Figure collection entries >>
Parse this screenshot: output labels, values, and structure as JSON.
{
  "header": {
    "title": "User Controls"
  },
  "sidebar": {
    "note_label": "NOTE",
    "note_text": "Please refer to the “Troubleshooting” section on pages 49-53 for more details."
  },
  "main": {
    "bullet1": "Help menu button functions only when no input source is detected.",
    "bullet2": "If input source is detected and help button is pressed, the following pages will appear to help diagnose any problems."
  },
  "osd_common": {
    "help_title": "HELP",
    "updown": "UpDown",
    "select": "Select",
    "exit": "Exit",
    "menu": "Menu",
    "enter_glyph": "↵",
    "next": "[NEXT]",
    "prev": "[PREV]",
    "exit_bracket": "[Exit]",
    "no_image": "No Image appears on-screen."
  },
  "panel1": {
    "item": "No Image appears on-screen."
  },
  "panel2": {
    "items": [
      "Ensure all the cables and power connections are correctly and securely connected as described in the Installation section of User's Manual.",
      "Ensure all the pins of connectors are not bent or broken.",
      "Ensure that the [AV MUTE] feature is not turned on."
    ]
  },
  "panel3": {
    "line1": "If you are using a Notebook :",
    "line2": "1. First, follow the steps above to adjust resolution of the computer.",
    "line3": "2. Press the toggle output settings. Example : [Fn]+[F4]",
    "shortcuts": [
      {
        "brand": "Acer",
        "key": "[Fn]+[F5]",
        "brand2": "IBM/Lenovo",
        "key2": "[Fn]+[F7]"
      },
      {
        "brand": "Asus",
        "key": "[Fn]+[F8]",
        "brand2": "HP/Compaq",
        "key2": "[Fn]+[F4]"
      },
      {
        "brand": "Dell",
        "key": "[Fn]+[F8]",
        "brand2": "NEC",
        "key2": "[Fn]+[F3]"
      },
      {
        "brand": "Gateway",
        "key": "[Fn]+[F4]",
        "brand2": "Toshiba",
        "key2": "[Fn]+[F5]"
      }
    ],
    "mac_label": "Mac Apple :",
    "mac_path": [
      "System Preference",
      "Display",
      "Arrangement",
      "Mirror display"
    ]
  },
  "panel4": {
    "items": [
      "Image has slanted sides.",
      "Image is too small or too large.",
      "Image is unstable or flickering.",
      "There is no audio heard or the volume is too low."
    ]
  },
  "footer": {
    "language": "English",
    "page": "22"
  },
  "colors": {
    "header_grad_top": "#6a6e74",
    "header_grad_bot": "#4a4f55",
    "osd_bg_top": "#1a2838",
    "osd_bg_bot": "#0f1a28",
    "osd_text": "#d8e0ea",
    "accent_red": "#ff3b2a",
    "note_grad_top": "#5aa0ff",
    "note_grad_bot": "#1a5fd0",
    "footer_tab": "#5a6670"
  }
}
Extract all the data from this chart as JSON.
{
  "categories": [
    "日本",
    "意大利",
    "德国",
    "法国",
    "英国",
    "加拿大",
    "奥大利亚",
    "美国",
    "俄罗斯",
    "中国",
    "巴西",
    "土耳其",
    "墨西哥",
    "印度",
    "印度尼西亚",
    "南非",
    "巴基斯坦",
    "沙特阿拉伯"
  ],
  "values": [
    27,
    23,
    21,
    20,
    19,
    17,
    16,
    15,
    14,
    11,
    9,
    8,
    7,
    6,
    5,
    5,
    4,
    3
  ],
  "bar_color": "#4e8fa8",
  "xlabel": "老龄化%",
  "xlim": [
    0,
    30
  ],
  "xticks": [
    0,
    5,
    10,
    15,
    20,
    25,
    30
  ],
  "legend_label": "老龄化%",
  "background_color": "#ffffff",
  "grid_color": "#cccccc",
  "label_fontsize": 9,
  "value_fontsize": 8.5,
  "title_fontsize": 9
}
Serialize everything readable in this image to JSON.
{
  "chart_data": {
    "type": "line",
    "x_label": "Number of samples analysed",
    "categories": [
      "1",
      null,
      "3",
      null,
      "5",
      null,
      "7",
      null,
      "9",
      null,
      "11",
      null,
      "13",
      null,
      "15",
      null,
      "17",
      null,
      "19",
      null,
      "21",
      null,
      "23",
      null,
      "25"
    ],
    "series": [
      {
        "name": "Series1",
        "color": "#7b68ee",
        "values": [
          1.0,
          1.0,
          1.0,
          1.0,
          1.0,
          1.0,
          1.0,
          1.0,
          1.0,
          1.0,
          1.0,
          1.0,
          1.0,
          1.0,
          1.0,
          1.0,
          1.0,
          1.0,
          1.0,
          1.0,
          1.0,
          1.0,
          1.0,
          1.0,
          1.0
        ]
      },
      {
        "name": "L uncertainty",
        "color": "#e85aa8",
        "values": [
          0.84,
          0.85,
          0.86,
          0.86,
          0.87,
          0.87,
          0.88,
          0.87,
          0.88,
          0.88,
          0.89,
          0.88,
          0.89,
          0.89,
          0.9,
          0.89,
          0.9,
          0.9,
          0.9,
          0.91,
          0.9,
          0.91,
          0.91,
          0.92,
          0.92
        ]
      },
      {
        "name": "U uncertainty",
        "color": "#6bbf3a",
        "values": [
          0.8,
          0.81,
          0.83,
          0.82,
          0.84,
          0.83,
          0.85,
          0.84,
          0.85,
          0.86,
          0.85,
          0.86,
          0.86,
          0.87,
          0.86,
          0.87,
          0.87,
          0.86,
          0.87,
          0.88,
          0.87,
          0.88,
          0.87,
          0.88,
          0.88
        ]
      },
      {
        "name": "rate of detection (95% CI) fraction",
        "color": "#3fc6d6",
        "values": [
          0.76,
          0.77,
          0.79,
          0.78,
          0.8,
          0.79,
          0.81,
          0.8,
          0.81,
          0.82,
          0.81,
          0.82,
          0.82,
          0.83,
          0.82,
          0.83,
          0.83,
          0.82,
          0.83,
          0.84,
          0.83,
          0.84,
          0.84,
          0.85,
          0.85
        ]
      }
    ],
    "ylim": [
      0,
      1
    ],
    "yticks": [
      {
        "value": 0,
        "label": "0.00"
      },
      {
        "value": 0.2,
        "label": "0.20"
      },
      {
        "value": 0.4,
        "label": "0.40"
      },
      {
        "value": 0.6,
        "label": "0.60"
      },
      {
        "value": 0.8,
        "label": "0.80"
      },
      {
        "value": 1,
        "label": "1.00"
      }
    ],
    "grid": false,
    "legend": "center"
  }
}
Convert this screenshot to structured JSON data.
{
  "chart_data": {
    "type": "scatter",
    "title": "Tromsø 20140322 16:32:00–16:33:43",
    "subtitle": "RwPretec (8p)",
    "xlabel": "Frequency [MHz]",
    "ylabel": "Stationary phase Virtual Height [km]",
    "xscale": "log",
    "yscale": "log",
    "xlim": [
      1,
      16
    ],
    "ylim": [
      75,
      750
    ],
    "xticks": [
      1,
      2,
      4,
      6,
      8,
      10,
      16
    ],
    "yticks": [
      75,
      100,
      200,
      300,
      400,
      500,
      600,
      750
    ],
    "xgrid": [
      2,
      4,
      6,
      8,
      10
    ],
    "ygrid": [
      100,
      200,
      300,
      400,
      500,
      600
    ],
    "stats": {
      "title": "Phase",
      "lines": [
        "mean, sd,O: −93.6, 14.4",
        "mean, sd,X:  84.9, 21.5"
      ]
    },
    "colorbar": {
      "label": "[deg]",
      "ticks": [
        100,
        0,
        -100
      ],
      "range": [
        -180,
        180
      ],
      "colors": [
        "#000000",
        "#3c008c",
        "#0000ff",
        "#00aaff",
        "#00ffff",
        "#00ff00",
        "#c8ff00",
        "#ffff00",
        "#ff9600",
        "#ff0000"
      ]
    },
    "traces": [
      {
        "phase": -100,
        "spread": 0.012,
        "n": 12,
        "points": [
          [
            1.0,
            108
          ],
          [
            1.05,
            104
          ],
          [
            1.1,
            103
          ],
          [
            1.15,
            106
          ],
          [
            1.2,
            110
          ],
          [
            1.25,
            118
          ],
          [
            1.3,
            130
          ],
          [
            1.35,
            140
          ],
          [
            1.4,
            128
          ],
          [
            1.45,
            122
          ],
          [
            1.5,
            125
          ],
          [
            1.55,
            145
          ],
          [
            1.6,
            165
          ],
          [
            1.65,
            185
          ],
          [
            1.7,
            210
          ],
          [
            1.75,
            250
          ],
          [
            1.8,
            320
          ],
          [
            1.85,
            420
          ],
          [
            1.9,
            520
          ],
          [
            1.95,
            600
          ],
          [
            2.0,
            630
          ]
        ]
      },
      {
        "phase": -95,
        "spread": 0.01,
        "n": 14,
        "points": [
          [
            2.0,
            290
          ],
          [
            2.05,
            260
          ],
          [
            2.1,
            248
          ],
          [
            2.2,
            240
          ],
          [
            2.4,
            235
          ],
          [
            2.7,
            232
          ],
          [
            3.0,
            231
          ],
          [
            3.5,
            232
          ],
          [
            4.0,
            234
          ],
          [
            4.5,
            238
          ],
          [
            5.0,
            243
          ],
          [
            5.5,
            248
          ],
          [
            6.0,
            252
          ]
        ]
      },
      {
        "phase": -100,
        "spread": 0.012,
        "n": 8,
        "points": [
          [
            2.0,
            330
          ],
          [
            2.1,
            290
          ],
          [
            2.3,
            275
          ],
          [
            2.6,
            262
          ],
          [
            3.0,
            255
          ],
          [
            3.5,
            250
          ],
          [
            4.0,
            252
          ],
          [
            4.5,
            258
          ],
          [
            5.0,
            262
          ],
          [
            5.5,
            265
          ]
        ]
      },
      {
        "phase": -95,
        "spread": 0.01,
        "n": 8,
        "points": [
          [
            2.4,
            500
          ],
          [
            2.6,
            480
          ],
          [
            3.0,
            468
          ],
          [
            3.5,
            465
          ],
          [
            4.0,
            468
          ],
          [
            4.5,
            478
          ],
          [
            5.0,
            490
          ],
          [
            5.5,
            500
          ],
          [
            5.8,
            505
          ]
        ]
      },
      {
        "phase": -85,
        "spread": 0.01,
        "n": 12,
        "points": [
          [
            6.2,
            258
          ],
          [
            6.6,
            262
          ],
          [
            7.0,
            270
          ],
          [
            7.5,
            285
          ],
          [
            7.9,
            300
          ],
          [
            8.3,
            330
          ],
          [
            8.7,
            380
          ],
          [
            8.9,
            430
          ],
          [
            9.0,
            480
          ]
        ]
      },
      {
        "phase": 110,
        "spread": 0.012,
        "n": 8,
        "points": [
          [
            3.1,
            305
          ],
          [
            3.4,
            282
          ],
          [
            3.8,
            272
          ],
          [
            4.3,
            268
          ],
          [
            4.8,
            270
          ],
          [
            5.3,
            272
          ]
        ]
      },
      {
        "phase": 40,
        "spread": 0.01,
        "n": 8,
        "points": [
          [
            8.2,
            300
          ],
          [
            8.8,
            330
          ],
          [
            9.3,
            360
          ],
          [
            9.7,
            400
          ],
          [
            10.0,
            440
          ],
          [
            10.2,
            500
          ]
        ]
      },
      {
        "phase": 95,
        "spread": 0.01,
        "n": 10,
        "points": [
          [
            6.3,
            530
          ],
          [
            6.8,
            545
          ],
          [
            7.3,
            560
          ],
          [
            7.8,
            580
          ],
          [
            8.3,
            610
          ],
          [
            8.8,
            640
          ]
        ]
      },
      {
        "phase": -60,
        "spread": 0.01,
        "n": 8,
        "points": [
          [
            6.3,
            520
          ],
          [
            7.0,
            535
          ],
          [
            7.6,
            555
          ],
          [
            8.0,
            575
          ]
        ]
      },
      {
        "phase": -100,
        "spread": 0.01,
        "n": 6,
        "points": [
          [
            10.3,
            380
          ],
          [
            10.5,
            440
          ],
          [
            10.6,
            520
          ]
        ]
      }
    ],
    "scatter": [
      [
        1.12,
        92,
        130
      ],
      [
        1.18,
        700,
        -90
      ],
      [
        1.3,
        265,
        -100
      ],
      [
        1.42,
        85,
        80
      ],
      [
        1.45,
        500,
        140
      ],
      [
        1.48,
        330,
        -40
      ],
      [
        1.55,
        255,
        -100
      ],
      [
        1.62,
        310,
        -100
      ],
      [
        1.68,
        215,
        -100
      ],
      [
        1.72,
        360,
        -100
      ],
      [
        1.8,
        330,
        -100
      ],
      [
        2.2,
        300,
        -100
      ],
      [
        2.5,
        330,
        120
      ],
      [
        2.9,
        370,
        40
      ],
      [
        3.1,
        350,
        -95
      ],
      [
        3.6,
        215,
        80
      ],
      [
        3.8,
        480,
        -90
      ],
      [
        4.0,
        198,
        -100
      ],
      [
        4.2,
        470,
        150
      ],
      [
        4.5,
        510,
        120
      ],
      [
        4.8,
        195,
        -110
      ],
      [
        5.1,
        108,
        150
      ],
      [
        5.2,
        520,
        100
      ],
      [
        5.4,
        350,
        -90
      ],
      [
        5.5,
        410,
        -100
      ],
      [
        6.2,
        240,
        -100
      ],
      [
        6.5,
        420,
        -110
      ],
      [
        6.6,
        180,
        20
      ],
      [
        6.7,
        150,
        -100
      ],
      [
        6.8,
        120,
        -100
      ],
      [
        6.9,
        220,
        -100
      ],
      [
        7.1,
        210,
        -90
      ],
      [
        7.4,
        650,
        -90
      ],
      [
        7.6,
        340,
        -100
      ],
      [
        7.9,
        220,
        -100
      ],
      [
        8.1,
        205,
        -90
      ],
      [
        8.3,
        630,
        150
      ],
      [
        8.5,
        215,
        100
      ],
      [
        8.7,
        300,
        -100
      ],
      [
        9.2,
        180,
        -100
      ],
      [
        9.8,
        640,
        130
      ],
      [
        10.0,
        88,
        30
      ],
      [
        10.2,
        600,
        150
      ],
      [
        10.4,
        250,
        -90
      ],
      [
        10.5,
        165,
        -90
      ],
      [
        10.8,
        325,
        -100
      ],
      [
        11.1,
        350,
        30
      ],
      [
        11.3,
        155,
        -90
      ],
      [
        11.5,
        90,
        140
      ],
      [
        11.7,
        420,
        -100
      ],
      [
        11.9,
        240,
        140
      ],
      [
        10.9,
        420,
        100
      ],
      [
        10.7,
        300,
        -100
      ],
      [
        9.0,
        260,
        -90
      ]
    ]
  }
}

WHAT THE TASK ASKS >> Pull out all lines containing the word "uncertainty" from the entries above.

EXPECTED ANSWER >>
        "name": "L uncertainty",
        "name": "U uncertainty",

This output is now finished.